## Begin Exercise data
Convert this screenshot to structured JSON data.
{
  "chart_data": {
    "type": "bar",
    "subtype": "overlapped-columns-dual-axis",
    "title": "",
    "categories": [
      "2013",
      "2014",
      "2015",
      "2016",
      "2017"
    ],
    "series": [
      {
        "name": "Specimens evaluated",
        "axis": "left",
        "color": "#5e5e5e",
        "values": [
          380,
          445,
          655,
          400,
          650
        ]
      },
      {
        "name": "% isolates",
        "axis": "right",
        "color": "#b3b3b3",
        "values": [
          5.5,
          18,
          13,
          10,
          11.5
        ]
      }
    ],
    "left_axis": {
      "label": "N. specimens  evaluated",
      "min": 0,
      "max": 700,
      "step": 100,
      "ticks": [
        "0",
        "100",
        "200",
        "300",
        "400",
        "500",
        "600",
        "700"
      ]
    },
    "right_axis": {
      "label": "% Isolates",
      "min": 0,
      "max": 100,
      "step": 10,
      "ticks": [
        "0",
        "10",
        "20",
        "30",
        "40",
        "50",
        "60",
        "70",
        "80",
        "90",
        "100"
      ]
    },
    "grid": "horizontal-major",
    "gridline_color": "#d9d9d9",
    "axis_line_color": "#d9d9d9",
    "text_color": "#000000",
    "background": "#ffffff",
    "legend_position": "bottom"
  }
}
## End Exercise data
:: Task description ::
Quote each line above in full, word for word.

:: The solution ::
Convert this screenshot to structured JSON data.
{
  "chart_data": {
    "type": "bar",
    "subtype": "overlapped-columns-dual-axis",
    "title": "",
    "categories": [
      "2013",
      "2014",
      "2015",
      "2016",
      "2017"
    ],
    "series": [
      {
        "name": "Specimens evaluated",
        "axis": "left",
        "color": "#5e5e5e",
        "values": [
          380,
          445,
          655,
          400,
          650
        ]
      },
      {
        "name": "% isolates",
        "axis": "right",
        "color": "#b3b3b3",
        "values": [
          5.5,
          18,
          13,
          10,
          11.5
        ]
      }
    ],
    "left_axis": {
      "label": "N. specimens  evaluated",
      "min": 0,
      "max": 700,
      "step": 100,
      "ticks": [
        "0",
        "100",
        "200",
        "300",
        "400",
        "500",
        "600",
        "700"
      ]
    },
    "right_axis": {
      "label": "% Isolates",
      "min": 0,
      "max": 100,
      "step": 10,
      "ticks": [
        "0",
        "10",
        "20",
        "30",
        "40",
        "50",
        "60",
        "70",
        "80",
        "90",
        "100"
      ]
    },
    "grid": "horizontal-major",
    "gridline_color": "#d9d9d9",
    "axis_line_color": "#d9d9d9",
    "text_color": "#000000",
    "background": "#ffffff",
    "legend_position": "bottom"
  }
}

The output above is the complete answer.